• **Task requirements**:
Extract the lines that hold the string "text".

BEGIN Records to use

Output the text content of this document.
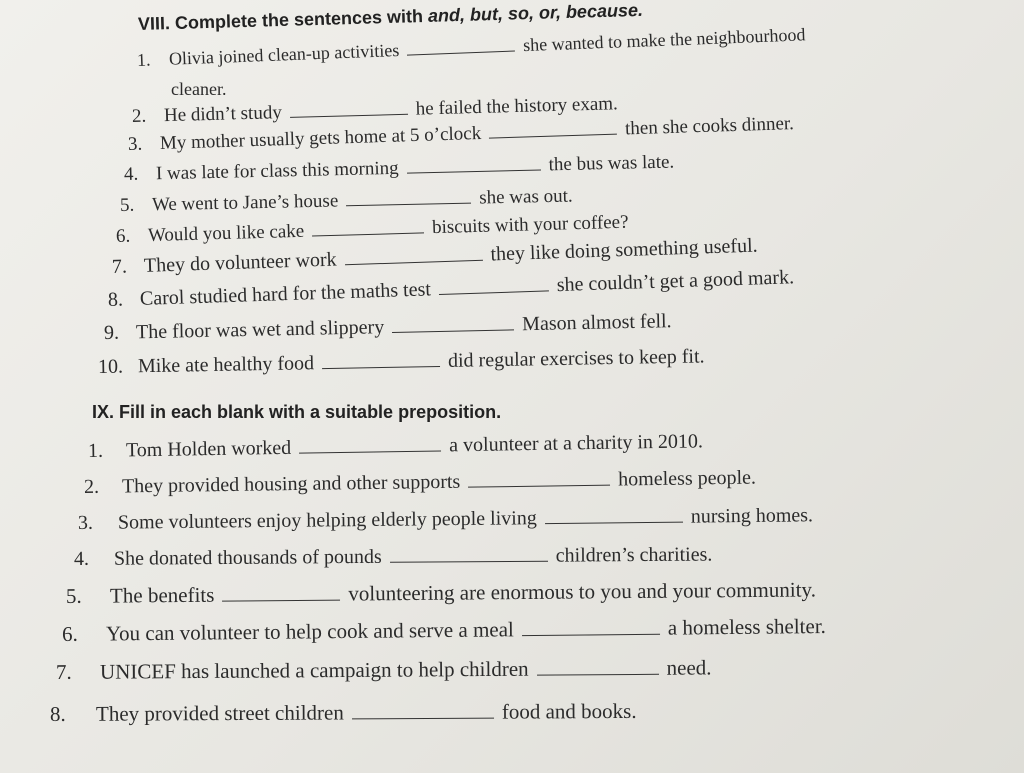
VIII. Complete the sentences with and, but, so, or, because.
1. Olivia joined clean-up activities	she wanted to make the neighbourhood
cleaner.
2. He didn’t study	he failed the history exam.
3. My mother usually gets home at 5 o’clock	then she cooks dinner.
4. I was late for class this morning	the bus was late.
5. We went to Jane’s house	she was out.
6. Would you like cake	biscuits with your coffee?
7. They do volunteer work	they like doing something useful.
8. Carol studied hard for the maths test	she couldn’t get a good mark.
9. The floor was wet and slippery	Mason almost fell.
10. Mike ate healthy food	did regular exercises to keep fit.
IX. Fill in each blank with a suitable preposition.
1.	Tom Holden worked	a volunteer at a charity in 2010.
2.	They provided housing and other supports	homeless people.
3.	Some volunteers enjoy helping elderly people living	nursing homes.
4.	She donated thousands of pounds	children’s charities.
5.	The benefits	volunteering are enormous to you and your community.
6.	You can volunteer to help cook and serve a meal	a homeless shelter.
7.	UNICEF has launched a campaign to help children	need.
8.	They provided street children	food and books.
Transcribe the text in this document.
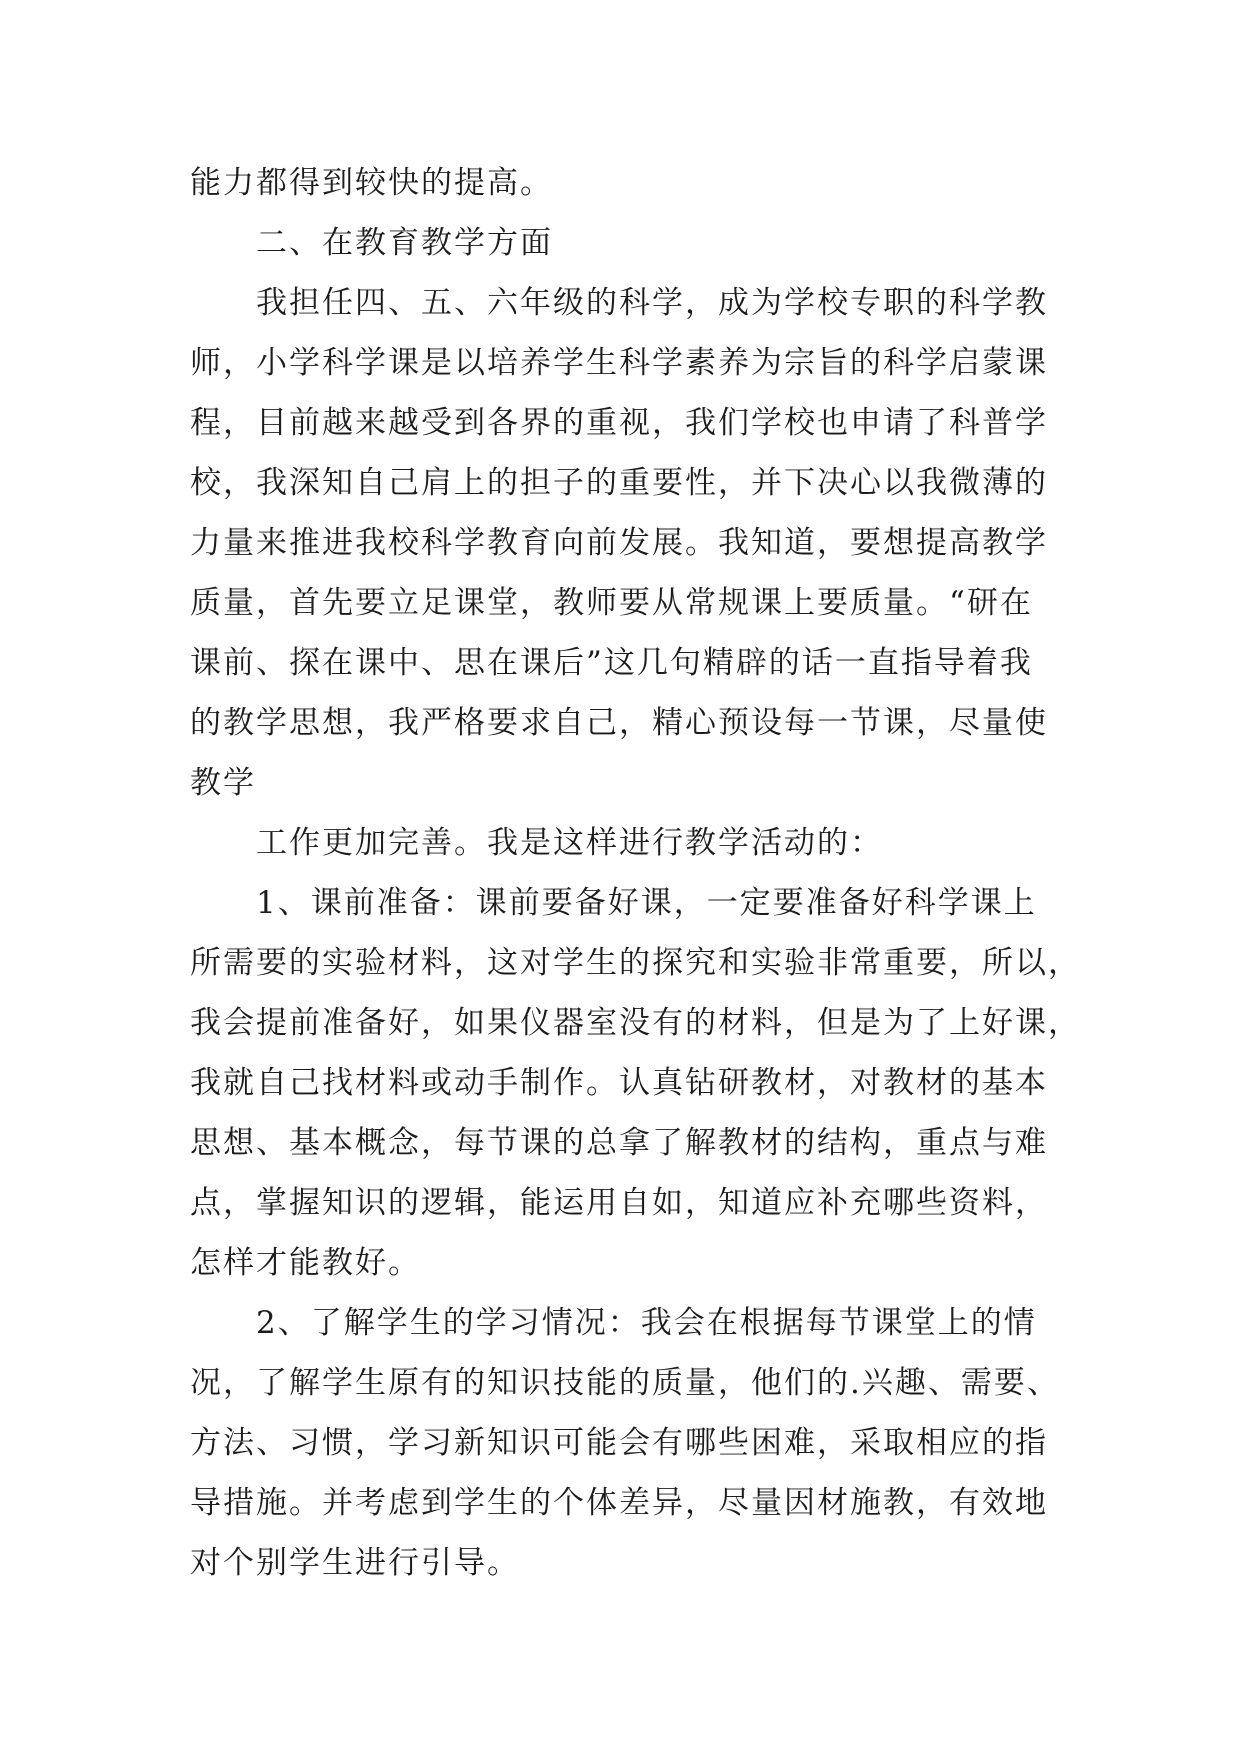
能力都得到较快的提高。
二、在教育教学方面
我担任四、五、六年级的科学，成为学校专职的科学教
师，小学科学课是以培养学生科学素养为宗旨的科学启蒙课
程，目前越来越受到各界的重视，我们学校也申请了科普学
校，我深知自己肩上的担子的重要性，并下决心以我微薄的
力量来推进我校科学教育向前发展。我知道，要想提高教学
质量，首先要立足课堂，教师要从常规课上要质量。“研在
课前、探在课中、思在课后”这几句精辟的话一直指导着我
的教学思想，我严格要求自己，精心预设每一节课，尽量使
教学
工作更加完善。我是这样进行教学活动的：
1、课前准备：课前要备好课，一定要准备好科学课上
所需要的实验材料，这对学生的探究和实验非常重要，所以，
我会提前准备好，如果仪器室没有的材料，但是为了上好课，
我就自己找材料或动手制作。认真钻研教材，对教材的基本
思想、基本概念，每节课的总拿了解教材的结构，重点与难
点，掌握知识的逻辑，能运用自如，知道应补充哪些资料，
怎样才能教好。
2、了解学生的学习情况：我会在根据每节课堂上的情
况，了解学生原有的知识技能的质量，他们的.兴趣、需要、
方法、习惯，学习新知识可能会有哪些困难，采取相应的指
导措施。并考虑到学生的个体差异，尽量因材施教，有效地
对个别学生进行引导。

END Records to use

• **Exercise solution**:
Output the text content of this document.
Transcribe the text in this document.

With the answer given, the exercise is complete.